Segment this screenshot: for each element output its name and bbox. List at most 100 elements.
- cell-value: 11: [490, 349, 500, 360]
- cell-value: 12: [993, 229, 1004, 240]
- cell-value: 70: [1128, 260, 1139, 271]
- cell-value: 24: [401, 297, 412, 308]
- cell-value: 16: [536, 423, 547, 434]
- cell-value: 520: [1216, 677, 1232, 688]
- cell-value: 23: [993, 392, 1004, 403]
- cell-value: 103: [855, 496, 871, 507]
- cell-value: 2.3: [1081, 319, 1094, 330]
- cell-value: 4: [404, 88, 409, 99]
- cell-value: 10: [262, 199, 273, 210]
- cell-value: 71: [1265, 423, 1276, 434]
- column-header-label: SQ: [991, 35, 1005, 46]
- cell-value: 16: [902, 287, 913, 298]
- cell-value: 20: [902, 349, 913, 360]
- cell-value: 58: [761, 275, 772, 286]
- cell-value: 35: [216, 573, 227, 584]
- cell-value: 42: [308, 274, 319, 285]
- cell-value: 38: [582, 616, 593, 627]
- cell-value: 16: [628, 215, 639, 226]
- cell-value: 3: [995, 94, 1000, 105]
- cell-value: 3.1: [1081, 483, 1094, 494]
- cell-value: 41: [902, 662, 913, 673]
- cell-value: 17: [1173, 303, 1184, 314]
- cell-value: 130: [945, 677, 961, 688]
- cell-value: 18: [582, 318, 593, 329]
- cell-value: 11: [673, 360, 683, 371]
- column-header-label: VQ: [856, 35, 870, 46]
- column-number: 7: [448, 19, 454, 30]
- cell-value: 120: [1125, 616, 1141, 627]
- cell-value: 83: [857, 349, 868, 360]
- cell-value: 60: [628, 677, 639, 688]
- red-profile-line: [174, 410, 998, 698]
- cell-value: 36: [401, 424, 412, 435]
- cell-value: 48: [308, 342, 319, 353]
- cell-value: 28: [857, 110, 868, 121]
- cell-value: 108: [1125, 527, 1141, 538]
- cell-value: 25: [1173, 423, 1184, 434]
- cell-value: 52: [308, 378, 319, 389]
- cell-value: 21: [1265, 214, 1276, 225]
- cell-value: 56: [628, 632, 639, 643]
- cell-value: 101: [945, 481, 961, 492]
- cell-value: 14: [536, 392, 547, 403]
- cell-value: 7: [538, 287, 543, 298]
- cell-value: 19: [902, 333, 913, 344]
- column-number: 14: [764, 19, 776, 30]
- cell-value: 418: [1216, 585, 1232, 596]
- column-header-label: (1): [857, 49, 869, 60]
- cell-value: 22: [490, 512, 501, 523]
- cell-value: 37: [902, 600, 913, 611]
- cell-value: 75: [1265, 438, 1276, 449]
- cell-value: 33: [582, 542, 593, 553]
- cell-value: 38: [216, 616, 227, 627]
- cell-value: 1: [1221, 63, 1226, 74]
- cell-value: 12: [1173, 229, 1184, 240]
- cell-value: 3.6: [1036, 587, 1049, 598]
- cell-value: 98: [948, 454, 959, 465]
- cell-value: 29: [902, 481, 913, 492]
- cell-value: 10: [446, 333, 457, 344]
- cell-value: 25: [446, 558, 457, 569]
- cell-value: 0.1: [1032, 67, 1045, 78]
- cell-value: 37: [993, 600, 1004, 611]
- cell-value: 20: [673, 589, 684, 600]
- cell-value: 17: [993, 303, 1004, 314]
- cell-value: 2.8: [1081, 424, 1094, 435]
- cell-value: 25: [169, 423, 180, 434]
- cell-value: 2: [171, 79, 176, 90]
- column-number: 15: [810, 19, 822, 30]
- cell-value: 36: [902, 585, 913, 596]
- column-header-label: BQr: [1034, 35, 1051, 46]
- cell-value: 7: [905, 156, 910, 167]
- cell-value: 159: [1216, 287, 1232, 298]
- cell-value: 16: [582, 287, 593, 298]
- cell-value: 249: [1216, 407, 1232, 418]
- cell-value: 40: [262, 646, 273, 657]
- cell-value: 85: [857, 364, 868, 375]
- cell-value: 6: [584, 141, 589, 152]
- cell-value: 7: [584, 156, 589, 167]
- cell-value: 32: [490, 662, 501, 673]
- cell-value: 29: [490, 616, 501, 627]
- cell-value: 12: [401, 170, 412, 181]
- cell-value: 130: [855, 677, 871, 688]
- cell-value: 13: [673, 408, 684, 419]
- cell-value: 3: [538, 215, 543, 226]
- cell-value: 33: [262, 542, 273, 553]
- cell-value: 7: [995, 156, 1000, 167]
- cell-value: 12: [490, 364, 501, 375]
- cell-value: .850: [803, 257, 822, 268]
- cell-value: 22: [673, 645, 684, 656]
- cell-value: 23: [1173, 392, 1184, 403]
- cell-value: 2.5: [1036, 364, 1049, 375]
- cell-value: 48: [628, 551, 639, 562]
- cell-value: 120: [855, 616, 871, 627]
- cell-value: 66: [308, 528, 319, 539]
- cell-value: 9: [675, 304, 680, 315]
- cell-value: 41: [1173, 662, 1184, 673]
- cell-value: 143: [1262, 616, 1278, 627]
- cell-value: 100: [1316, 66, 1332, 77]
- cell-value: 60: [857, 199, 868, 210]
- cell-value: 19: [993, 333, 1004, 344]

────────────────────

Geben Sie die gesamten Daten erneut wieder und tauschen Sie dabei jedes Vorkommen von „column-header-label“ gegen „header-label“ aus. Alles Übrige bleibt unverändert.

Segment this screenshot: for each element output its name and bbox. List at most 100 elements.
- cell-value: 11: [490, 349, 500, 360]
- cell-value: 12: [993, 229, 1004, 240]
- cell-value: 70: [1128, 260, 1139, 271]
- cell-value: 24: [401, 297, 412, 308]
- cell-value: 16: [536, 423, 547, 434]
- cell-value: 520: [1216, 677, 1232, 688]
- cell-value: 23: [993, 392, 1004, 403]
- cell-value: 103: [855, 496, 871, 507]
- cell-value: 2.3: [1081, 319, 1094, 330]
- cell-value: 4: [404, 88, 409, 99]
- cell-value: 10: [262, 199, 273, 210]
- cell-value: 71: [1265, 423, 1276, 434]
- header-label: SQ: [991, 35, 1005, 46]
- cell-value: 16: [902, 287, 913, 298]
- cell-value: 20: [902, 349, 913, 360]
- cell-value: 58: [761, 275, 772, 286]
- cell-value: 35: [216, 573, 227, 584]
- cell-value: 42: [308, 274, 319, 285]
- cell-value: 38: [582, 616, 593, 627]
- cell-value: 16: [628, 215, 639, 226]
- cell-value: 3: [995, 94, 1000, 105]
- cell-value: 3.1: [1081, 483, 1094, 494]
- cell-value: 41: [902, 662, 913, 673]
- cell-value: 17: [1173, 303, 1184, 314]
- cell-value: 130: [945, 677, 961, 688]
- cell-value: 18: [582, 318, 593, 329]
- cell-value: 11: [673, 360, 683, 371]
- header-label: VQ: [856, 35, 870, 46]
- column-number: 7: [448, 19, 454, 30]
- cell-value: 120: [1125, 616, 1141, 627]
- cell-value: 83: [857, 349, 868, 360]
- cell-value: 60: [628, 677, 639, 688]
- red-profile-line: [174, 410, 998, 698]
- cell-value: 36: [401, 424, 412, 435]
- cell-value: 48: [308, 342, 319, 353]
- cell-value: 28: [857, 110, 868, 121]
- cell-value: 108: [1125, 527, 1141, 538]
- cell-value: 25: [1173, 423, 1184, 434]
- cell-value: 52: [308, 378, 319, 389]
- cell-value: 21: [1265, 214, 1276, 225]
- cell-value: 56: [628, 632, 639, 643]
- cell-value: 101: [945, 481, 961, 492]
- cell-value: 14: [536, 392, 547, 403]
- cell-value: 7: [538, 287, 543, 298]
- cell-value: 19: [902, 333, 913, 344]
- column-number: 14: [764, 19, 776, 30]
- cell-value: 418: [1216, 585, 1232, 596]
- header-label: (1): [857, 49, 869, 60]
- cell-value: 22: [490, 512, 501, 523]
- cell-value: 37: [902, 600, 913, 611]
- cell-value: 75: [1265, 438, 1276, 449]
- cell-value: 33: [582, 542, 593, 553]
- cell-value: 38: [216, 616, 227, 627]
- cell-value: 1: [1221, 63, 1226, 74]
- cell-value: 12: [1173, 229, 1184, 240]
- cell-value: 3.6: [1036, 587, 1049, 598]
- cell-value: 98: [948, 454, 959, 465]
- cell-value: 29: [902, 481, 913, 492]
- cell-value: 10: [446, 333, 457, 344]
- cell-value: 25: [446, 558, 457, 569]
- cell-value: 0.1: [1032, 67, 1045, 78]
- cell-value: 37: [993, 600, 1004, 611]
- cell-value: 20: [673, 589, 684, 600]
- cell-value: 17: [993, 303, 1004, 314]
- cell-value: 2.8: [1081, 424, 1094, 435]
- cell-value: 25: [169, 423, 180, 434]
- cell-value: 2: [171, 79, 176, 90]
- column-number: 15: [810, 19, 822, 30]
- cell-value: 36: [902, 585, 913, 596]
- header-label: BQr: [1034, 35, 1051, 46]
- cell-value: 7: [905, 156, 910, 167]
- cell-value: 159: [1216, 287, 1232, 298]
- cell-value: 16: [582, 287, 593, 298]
- cell-value: 249: [1216, 407, 1232, 418]
- cell-value: 40: [262, 646, 273, 657]
- cell-value: 85: [857, 364, 868, 375]
- cell-value: 6: [584, 141, 589, 152]
- cell-value: 7: [584, 156, 589, 167]
- cell-value: 32: [490, 662, 501, 673]
- cell-value: 29: [490, 616, 501, 627]
- cell-value: 12: [401, 170, 412, 181]
- cell-value: 130: [855, 677, 871, 688]
- cell-value: 13: [673, 408, 684, 419]
- cell-value: 3: [538, 215, 543, 226]
- cell-value: 33: [262, 542, 273, 553]
- cell-value: 7: [995, 156, 1000, 167]
- cell-value: 12: [490, 364, 501, 375]
- cell-value: .850: [803, 257, 822, 268]
- cell-value: 22: [673, 645, 684, 656]
- cell-value: 23: [1173, 392, 1184, 403]
- cell-value: 2.5: [1036, 364, 1049, 375]
- cell-value: 48: [628, 551, 639, 562]
- cell-value: 120: [855, 616, 871, 627]
- cell-value: 66: [308, 528, 319, 539]
- cell-value: 9: [675, 304, 680, 315]
- cell-value: 41: [1173, 662, 1184, 673]
- cell-value: 143: [1262, 616, 1278, 627]
- cell-value: 100: [1316, 66, 1332, 77]
- cell-value: 60: [857, 199, 868, 210]
- cell-value: 19: [993, 333, 1004, 344]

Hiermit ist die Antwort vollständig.